-------- MATERIALS PROVIDED
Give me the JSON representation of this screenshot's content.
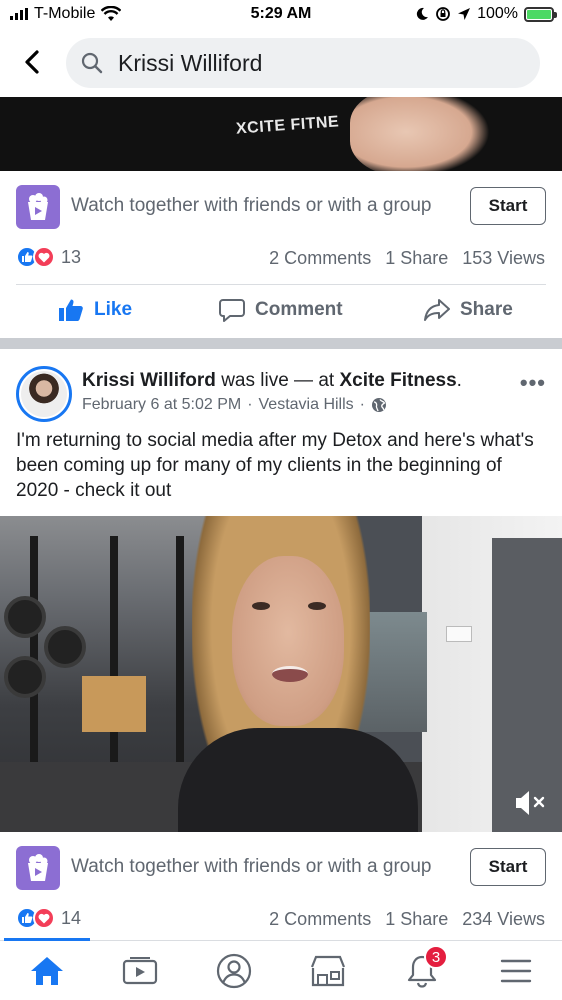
{
  "status_bar": {
    "carrier": "T-Mobile",
    "time": "5:29 AM",
    "battery": "100%",
    "icons": [
      "signal-icon",
      "wifi-icon",
      "moon-icon",
      "rotation-lock-icon",
      "location-icon",
      "battery-charging-icon"
    ]
  },
  "search": {
    "query": "Krissi Williford"
  },
  "top_video": {
    "shirt_text": "XCITE FITNE"
  },
  "watch_row_1": {
    "text": "Watch together with friends or with a group",
    "button": "Start"
  },
  "stats_1": {
    "reactions": "13",
    "comments": "2 Comments",
    "shares": "1 Share",
    "views": "153 Views"
  },
  "actions": {
    "like": "Like",
    "comment": "Comment",
    "share": "Share"
  },
  "post": {
    "author": "Krissi Williford",
    "was_live": "was live — at",
    "place": "Xcite Fitness",
    "place_suffix": ".",
    "date": "February 6 at 5:02 PM",
    "location": "Vestavia Hills",
    "separator": "·",
    "text": "I'm returning to social media after my Detox and here's what's been coming up for many of my clients in the beginning of 2020 - check it out",
    "more": "•••"
  },
  "watch_row_2": {
    "text": "Watch together with friends or with a group",
    "button": "Start"
  },
  "stats_2": {
    "reactions": "14",
    "comments": "2 Comments",
    "shares": "1 Share",
    "views": "234 Views"
  },
  "tabbar": {
    "notification_badge": "3",
    "tabs": [
      "home-icon",
      "watch-icon",
      "profile-icon",
      "marketplace-icon",
      "notifications-icon",
      "menu-icon"
    ],
    "accent": "#1877f2"
  }
}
----------------
WORK TO BE COMPLETED
Reproduce every record above exactly, omitting the pictures.

RESPONSE TO THIS TASK
Give me the JSON representation of this screenshot's content.
{
  "status_bar": {
    "carrier": "T-Mobile",
    "time": "5:29 AM",
    "battery": "100%",
    "icons": [
      "signal-icon",
      "wifi-icon",
      "moon-icon",
      "rotation-lock-icon",
      "location-icon",
      "battery-charging-icon"
    ]
  },
  "search": {
    "query": "Krissi Williford"
  },
  "top_video": {
    "shirt_text": "XCITE FITNE"
  },
  "watch_row_1": {
    "text": "Watch together with friends or with a group",
    "button": "Start"
  },
  "stats_1": {
    "reactions": "13",
    "comments": "2 Comments",
    "shares": "1 Share",
    "views": "153 Views"
  },
  "actions": {
    "like": "Like",
    "comment": "Comment",
    "share": "Share"
  },
  "post": {
    "author": "Krissi Williford",
    "was_live": "was live — at",
    "place": "Xcite Fitness",
    "place_suffix": ".",
    "date": "February 6 at 5:02 PM",
    "location": "Vestavia Hills",
    "separator": "·",
    "text": "I'm returning to social media after my Detox and here's what's been coming up for many of my clients in the beginning of 2020 - check it out",
    "more": "•••"
  },
  "watch_row_2": {
    "text": "Watch together with friends or with a group",
    "button": "Start"
  },
  "stats_2": {
    "reactions": "14",
    "comments": "2 Comments",
    "shares": "1 Share",
    "views": "234 Views"
  },
  "tabbar": {
    "notification_badge": "3",
    "tabs": [
      "home-icon",
      "watch-icon",
      "profile-icon",
      "marketplace-icon",
      "notifications-icon",
      "menu-icon"
    ],
    "accent": "#1877f2"
  }
}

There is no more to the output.